# STATED GOAL
Scan the data for "vorläufiges" and copy the lines it appears in.
>> BEGIN PROVIDED RECORDS
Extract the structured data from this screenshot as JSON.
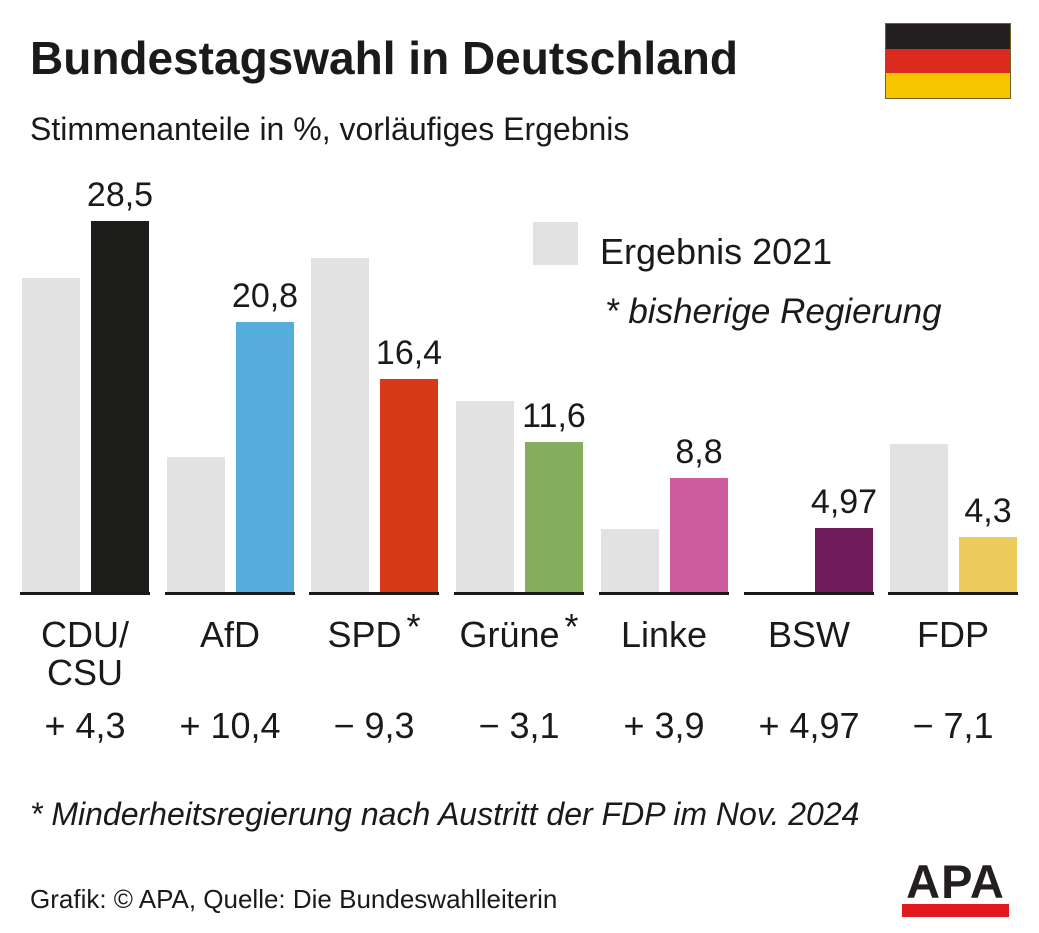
{
  "header": {
    "title": "Bundestagswahl in Deutschland",
    "subtitle": "Stimmenanteile in %, vorläufiges Ergebnis"
  },
  "flag": {
    "name": "germany-flag",
    "colors": [
      "#231f20",
      "#db2b1e",
      "#f6c500"
    ]
  },
  "legend": {
    "swatch_color": "#e2e2e2",
    "label": "Ergebnis 2021",
    "note": "* bisherige Regierung"
  },
  "chart_data": {
    "type": "bar",
    "title": "Bundestagswahl in Deutschland",
    "subtitle": "Stimmenanteile in %, vorläufiges Ergebnis",
    "unit": "%",
    "ylim": [
      0,
      30
    ],
    "grid": false,
    "legend_position": "top-right",
    "series_names": [
      "Ergebnis 2021",
      "vorläufiges Ergebnis"
    ],
    "categories": [
      "CDU/CSU",
      "AfD",
      "SPD *",
      "Grüne *",
      "Linke",
      "BSW",
      "FDP"
    ],
    "parties": [
      {
        "name_lines": [
          "CDU/",
          "CSU"
        ],
        "asterisk": false,
        "color": "#1d1d1b",
        "value_2021": 24.1,
        "value_2025": 28.5,
        "value_label": "28,5",
        "change_label": "+ 4,3"
      },
      {
        "name_lines": [
          "AfD"
        ],
        "asterisk": false,
        "color": "#55addb",
        "value_2021": 10.4,
        "value_2025": 20.8,
        "value_label": "20,8",
        "change_label": "+ 10,4"
      },
      {
        "name_lines": [
          "SPD"
        ],
        "asterisk": true,
        "color": "#d63a17",
        "value_2021": 25.7,
        "value_2025": 16.4,
        "value_label": "16,4",
        "change_label": "− 9,3"
      },
      {
        "name_lines": [
          "Grüne"
        ],
        "asterisk": true,
        "color": "#85ae5c",
        "value_2021": 14.7,
        "value_2025": 11.6,
        "value_label": "11,6",
        "change_label": "− 3,1"
      },
      {
        "name_lines": [
          "Linke"
        ],
        "asterisk": false,
        "color": "#cd5c9f",
        "value_2021": 4.9,
        "value_2025": 8.8,
        "value_label": "8,8",
        "change_label": "+ 3,9"
      },
      {
        "name_lines": [
          "BSW"
        ],
        "asterisk": false,
        "color": "#6f1b5b",
        "value_2021": null,
        "value_2025": 4.97,
        "value_label": "4,97",
        "change_label": "+ 4,97"
      },
      {
        "name_lines": [
          "FDP"
        ],
        "asterisk": false,
        "color": "#eccb5c",
        "value_2021": 11.4,
        "value_2025": 4.3,
        "value_label": "4,3",
        "change_label": "− 7,1"
      }
    ],
    "colors": {
      "bar_2021": "#e2e2e2",
      "baseline": "#1a1a1a",
      "text": "#1a1a1a"
    }
  },
  "footnote": "* Minderheitsregierung nach Austritt der FDP im Nov. 2024",
  "credit": "Grafik: © APA, Quelle: Die Bundeswahlleiterin",
  "logo": {
    "text": "APA",
    "bar_color": "#e2191f"
  }
}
>> END PROVIDED RECORDS
# CORRECT OUTPUT
    "subtitle": "Stimmenanteile in %, vorläufiges Ergebnis"
    "subtitle": "Stimmenanteile in %, vorläufiges Ergebnis",
      "vorläufiges Ergebnis"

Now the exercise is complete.